- **Work instructions**:
Send back all the data below, exactly as given.

* begin Extracted material *

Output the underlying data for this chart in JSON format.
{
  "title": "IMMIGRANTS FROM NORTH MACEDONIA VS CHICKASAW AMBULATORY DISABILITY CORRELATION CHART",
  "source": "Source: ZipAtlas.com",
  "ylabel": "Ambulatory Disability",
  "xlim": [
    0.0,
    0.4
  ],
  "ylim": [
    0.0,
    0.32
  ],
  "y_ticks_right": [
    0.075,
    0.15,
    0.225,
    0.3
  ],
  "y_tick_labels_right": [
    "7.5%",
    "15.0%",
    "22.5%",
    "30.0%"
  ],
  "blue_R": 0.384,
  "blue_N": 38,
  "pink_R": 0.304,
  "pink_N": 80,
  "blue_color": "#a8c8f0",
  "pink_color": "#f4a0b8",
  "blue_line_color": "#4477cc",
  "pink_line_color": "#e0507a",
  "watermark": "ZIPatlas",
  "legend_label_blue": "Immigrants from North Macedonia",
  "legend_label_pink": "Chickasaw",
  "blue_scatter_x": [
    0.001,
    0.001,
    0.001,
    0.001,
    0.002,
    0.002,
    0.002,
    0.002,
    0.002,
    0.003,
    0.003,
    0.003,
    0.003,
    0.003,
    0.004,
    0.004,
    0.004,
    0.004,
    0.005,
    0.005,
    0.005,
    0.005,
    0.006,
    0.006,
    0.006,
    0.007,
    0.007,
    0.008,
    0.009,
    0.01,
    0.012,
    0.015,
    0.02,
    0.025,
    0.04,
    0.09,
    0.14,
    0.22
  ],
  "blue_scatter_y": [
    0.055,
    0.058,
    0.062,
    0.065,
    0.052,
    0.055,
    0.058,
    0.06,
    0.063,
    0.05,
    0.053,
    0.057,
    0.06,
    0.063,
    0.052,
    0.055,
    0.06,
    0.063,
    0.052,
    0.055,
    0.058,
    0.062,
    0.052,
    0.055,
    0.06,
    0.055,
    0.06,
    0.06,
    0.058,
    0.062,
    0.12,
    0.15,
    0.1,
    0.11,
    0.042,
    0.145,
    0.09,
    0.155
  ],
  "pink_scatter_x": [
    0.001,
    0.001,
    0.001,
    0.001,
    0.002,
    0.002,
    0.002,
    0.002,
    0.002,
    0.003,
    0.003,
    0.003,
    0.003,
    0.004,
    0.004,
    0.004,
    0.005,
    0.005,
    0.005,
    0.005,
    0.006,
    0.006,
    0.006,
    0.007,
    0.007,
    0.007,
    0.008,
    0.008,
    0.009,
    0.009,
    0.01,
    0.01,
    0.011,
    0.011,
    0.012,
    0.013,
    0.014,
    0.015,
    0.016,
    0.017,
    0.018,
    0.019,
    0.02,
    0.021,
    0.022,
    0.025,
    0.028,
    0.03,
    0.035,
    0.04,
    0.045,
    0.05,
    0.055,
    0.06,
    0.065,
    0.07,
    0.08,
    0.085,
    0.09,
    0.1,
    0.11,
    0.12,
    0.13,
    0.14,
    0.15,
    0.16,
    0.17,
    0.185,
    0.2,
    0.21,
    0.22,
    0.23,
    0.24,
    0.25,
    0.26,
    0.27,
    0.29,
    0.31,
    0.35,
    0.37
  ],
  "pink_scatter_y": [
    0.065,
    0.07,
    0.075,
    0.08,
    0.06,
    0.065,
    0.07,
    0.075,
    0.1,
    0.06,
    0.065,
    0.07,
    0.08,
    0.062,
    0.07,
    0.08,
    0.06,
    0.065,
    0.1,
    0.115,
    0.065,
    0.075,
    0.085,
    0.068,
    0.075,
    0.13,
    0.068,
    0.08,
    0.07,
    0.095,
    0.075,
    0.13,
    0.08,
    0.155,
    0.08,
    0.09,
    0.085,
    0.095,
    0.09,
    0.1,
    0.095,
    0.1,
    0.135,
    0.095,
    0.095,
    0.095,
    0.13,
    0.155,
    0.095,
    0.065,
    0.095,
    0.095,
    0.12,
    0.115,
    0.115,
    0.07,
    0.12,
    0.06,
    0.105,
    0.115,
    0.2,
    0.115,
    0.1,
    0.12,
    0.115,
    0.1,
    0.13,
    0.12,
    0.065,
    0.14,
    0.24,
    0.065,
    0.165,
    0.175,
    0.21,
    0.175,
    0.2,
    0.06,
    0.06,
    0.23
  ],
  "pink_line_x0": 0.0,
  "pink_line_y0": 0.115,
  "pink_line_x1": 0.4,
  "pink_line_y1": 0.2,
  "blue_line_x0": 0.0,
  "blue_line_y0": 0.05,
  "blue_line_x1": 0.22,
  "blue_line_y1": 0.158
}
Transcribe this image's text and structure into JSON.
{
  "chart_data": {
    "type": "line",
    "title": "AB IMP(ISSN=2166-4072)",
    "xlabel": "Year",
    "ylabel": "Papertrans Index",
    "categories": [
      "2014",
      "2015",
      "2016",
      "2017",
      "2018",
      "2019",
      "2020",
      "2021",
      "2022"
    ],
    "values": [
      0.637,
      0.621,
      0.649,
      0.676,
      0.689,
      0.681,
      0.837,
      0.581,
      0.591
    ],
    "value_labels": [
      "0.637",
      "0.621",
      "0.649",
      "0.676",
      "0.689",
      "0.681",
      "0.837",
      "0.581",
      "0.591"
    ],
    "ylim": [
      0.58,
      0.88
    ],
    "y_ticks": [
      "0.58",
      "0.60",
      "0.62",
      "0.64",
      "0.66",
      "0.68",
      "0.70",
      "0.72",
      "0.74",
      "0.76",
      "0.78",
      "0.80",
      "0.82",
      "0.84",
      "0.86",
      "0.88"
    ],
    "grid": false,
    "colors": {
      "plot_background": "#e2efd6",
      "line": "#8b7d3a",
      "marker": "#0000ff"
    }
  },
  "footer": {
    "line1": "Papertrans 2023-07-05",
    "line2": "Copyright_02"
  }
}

* end Extracted material *

- **Reply to the task**:
Output the underlying data for this chart in JSON format.
{
  "title": "IMMIGRANTS FROM NORTH MACEDONIA VS CHICKASAW AMBULATORY DISABILITY CORRELATION CHART",
  "source": "Source: ZipAtlas.com",
  "ylabel": "Ambulatory Disability",
  "xlim": [
    0.0,
    0.4
  ],
  "ylim": [
    0.0,
    0.32
  ],
  "y_ticks_right": [
    0.075,
    0.15,
    0.225,
    0.3
  ],
  "y_tick_labels_right": [
    "7.5%",
    "15.0%",
    "22.5%",
    "30.0%"
  ],
  "blue_R": 0.384,
  "blue_N": 38,
  "pink_R": 0.304,
  "pink_N": 80,
  "blue_color": "#a8c8f0",
  "pink_color": "#f4a0b8",
  "blue_line_color": "#4477cc",
  "pink_line_color": "#e0507a",
  "watermark": "ZIPatlas",
  "legend_label_blue": "Immigrants from North Macedonia",
  "legend_label_pink": "Chickasaw",
  "blue_scatter_x": [
    0.001,
    0.001,
    0.001,
    0.001,
    0.002,
    0.002,
    0.002,
    0.002,
    0.002,
    0.003,
    0.003,
    0.003,
    0.003,
    0.003,
    0.004,
    0.004,
    0.004,
    0.004,
    0.005,
    0.005,
    0.005,
    0.005,
    0.006,
    0.006,
    0.006,
    0.007,
    0.007,
    0.008,
    0.009,
    0.01,
    0.012,
    0.015,
    0.02,
    0.025,
    0.04,
    0.09,
    0.14,
    0.22
  ],
  "blue_scatter_y": [
    0.055,
    0.058,
    0.062,
    0.065,
    0.052,
    0.055,
    0.058,
    0.06,
    0.063,
    0.05,
    0.053,
    0.057,
    0.06,
    0.063,
    0.052,
    0.055,
    0.06,
    0.063,
    0.052,
    0.055,
    0.058,
    0.062,
    0.052,
    0.055,
    0.06,
    0.055,
    0.06,
    0.06,
    0.058,
    0.062,
    0.12,
    0.15,
    0.1,
    0.11,
    0.042,
    0.145,
    0.09,
    0.155
  ],
  "pink_scatter_x": [
    0.001,
    0.001,
    0.001,
    0.001,
    0.002,
    0.002,
    0.002,
    0.002,
    0.002,
    0.003,
    0.003,
    0.003,
    0.003,
    0.004,
    0.004,
    0.004,
    0.005,
    0.005,
    0.005,
    0.005,
    0.006,
    0.006,
    0.006,
    0.007,
    0.007,
    0.007,
    0.008,
    0.008,
    0.009,
    0.009,
    0.01,
    0.01,
    0.011,
    0.011,
    0.012,
    0.013,
    0.014,
    0.015,
    0.016,
    0.017,
    0.018,
    0.019,
    0.02,
    0.021,
    0.022,
    0.025,
    0.028,
    0.03,
    0.035,
    0.04,
    0.045,
    0.05,
    0.055,
    0.06,
    0.065,
    0.07,
    0.08,
    0.085,
    0.09,
    0.1,
    0.11,
    0.12,
    0.13,
    0.14,
    0.15,
    0.16,
    0.17,
    0.185,
    0.2,
    0.21,
    0.22,
    0.23,
    0.24,
    0.25,
    0.26,
    0.27,
    0.29,
    0.31,
    0.35,
    0.37
  ],
  "pink_scatter_y": [
    0.065,
    0.07,
    0.075,
    0.08,
    0.06,
    0.065,
    0.07,
    0.075,
    0.1,
    0.06,
    0.065,
    0.07,
    0.08,
    0.062,
    0.07,
    0.08,
    0.06,
    0.065,
    0.1,
    0.115,
    0.065,
    0.075,
    0.085,
    0.068,
    0.075,
    0.13,
    0.068,
    0.08,
    0.07,
    0.095,
    0.075,
    0.13,
    0.08,
    0.155,
    0.08,
    0.09,
    0.085,
    0.095,
    0.09,
    0.1,
    0.095,
    0.1,
    0.135,
    0.095,
    0.095,
    0.095,
    0.13,
    0.155,
    0.095,
    0.065,
    0.095,
    0.095,
    0.12,
    0.115,
    0.115,
    0.07,
    0.12,
    0.06,
    0.105,
    0.115,
    0.2,
    0.115,
    0.1,
    0.12,
    0.115,
    0.1,
    0.13,
    0.12,
    0.065,
    0.14,
    0.24,
    0.065,
    0.165,
    0.175,
    0.21,
    0.175,
    0.2,
    0.06,
    0.06,
    0.23
  ],
  "pink_line_x0": 0.0,
  "pink_line_y0": 0.115,
  "pink_line_x1": 0.4,
  "pink_line_y1": 0.2,
  "blue_line_x0": 0.0,
  "blue_line_y0": 0.05,
  "blue_line_x1": 0.22,
  "blue_line_y1": 0.158
}
Transcribe this image's text and structure into JSON.
{
  "chart_data": {
    "type": "line",
    "title": "AB IMP(ISSN=2166-4072)",
    "xlabel": "Year",
    "ylabel": "Papertrans Index",
    "categories": [
      "2014",
      "2015",
      "2016",
      "2017",
      "2018",
      "2019",
      "2020",
      "2021",
      "2022"
    ],
    "values": [
      0.637,
      0.621,
      0.649,
      0.676,
      0.689,
      0.681,
      0.837,
      0.581,
      0.591
    ],
    "value_labels": [
      "0.637",
      "0.621",
      "0.649",
      "0.676",
      "0.689",
      "0.681",
      "0.837",
      "0.581",
      "0.591"
    ],
    "ylim": [
      0.58,
      0.88
    ],
    "y_ticks": [
      "0.58",
      "0.60",
      "0.62",
      "0.64",
      "0.66",
      "0.68",
      "0.70",
      "0.72",
      "0.74",
      "0.76",
      "0.78",
      "0.80",
      "0.82",
      "0.84",
      "0.86",
      "0.88"
    ],
    "grid": false,
    "colors": {
      "plot_background": "#e2efd6",
      "line": "#8b7d3a",
      "marker": "#0000ff"
    }
  },
  "footer": {
    "line1": "Papertrans 2023-07-05",
    "line2": "Copyright_02"
  }
}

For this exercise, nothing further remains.